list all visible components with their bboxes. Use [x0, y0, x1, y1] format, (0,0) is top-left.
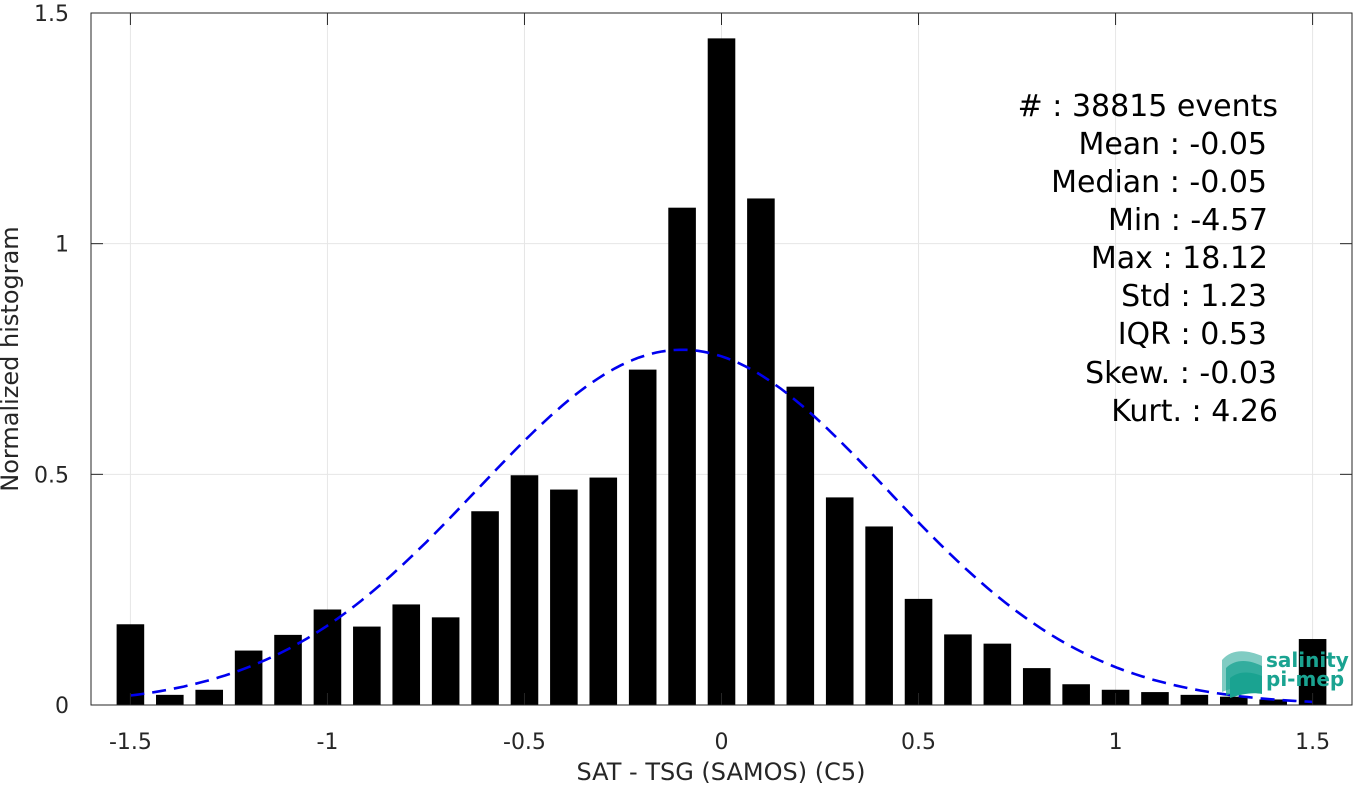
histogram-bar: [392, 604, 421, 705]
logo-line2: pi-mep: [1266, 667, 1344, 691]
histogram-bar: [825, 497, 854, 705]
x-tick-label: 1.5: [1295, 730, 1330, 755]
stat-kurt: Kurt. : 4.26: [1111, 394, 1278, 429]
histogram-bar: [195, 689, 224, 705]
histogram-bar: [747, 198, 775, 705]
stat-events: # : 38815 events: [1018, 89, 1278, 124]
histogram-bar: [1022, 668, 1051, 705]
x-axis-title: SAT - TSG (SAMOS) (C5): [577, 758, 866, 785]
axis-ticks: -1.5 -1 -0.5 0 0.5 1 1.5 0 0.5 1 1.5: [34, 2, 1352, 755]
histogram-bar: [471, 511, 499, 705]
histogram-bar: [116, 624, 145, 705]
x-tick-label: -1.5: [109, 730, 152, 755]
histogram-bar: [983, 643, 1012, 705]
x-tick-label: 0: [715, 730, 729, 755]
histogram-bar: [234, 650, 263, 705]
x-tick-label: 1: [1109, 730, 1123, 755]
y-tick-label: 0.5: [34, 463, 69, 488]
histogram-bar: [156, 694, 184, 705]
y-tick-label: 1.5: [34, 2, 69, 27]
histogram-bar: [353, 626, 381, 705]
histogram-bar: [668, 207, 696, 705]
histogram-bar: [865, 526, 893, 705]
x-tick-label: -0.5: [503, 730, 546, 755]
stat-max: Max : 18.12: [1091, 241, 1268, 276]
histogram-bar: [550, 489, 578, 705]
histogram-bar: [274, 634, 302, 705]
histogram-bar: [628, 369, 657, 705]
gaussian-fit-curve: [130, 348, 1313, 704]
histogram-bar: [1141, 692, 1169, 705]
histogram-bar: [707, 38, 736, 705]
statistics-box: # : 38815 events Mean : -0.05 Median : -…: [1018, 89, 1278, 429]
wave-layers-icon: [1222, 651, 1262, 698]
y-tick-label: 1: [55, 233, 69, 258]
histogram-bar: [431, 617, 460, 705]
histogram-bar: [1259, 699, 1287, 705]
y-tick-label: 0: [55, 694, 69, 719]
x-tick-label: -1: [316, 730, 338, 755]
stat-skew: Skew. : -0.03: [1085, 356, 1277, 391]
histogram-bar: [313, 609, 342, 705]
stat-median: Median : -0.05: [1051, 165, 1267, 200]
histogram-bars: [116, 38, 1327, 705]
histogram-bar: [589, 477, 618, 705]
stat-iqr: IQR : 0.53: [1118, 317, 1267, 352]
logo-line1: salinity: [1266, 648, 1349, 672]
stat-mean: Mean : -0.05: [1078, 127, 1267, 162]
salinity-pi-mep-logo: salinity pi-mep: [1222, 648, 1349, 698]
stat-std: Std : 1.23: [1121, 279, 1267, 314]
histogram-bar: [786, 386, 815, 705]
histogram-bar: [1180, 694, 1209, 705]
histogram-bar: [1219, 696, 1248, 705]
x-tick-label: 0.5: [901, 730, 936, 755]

**REQUIREMENT**
Can you print the entries between the lines holding "histogram-bar: [392, 604, 421, 705]" and "histogram-bar: [707, 38, 736, 705]", inclusive, reproducing each line without any change?

**SOLUTION BELOW**
histogram-bar: [392, 604, 421, 705]
logo-line2: pi-mep: [1266, 667, 1344, 691]
histogram-bar: [825, 497, 854, 705]
x-tick-label: 1.5: [1295, 730, 1330, 755]
stat-kurt: Kurt. : 4.26: [1111, 394, 1278, 429]
histogram-bar: [195, 689, 224, 705]
histogram-bar: [747, 198, 775, 705]
stat-events: # : 38815 events: [1018, 89, 1278, 124]
histogram-bar: [1022, 668, 1051, 705]
x-axis-title: SAT - TSG (SAMOS) (C5): [577, 758, 866, 785]
axis-ticks: -1.5 -1 -0.5 0 0.5 1 1.5 0 0.5 1 1.5: [34, 2, 1352, 755]
histogram-bar: [471, 511, 499, 705]
histogram-bar: [116, 624, 145, 705]
x-tick-label: -1.5: [109, 730, 152, 755]
histogram-bar: [983, 643, 1012, 705]
x-tick-label: 0: [715, 730, 729, 755]
histogram-bar: [234, 650, 263, 705]
x-tick-label: 1: [1109, 730, 1123, 755]
y-tick-label: 0.5: [34, 463, 69, 488]
histogram-bar: [156, 694, 184, 705]
y-tick-label: 1.5: [34, 2, 69, 27]
histogram-bar: [353, 626, 381, 705]
histogram-bar: [668, 207, 696, 705]
histogram-bar: [865, 526, 893, 705]
x-tick-label: -0.5: [503, 730, 546, 755]
stat-max: Max : 18.12: [1091, 241, 1268, 276]
histogram-bar: [550, 489, 578, 705]
histogram-bar: [274, 634, 302, 705]
histogram-bar: [628, 369, 657, 705]
gaussian-fit-curve: [130, 348, 1313, 704]
histogram-bar: [1141, 692, 1169, 705]
histogram-bar: [707, 38, 736, 705]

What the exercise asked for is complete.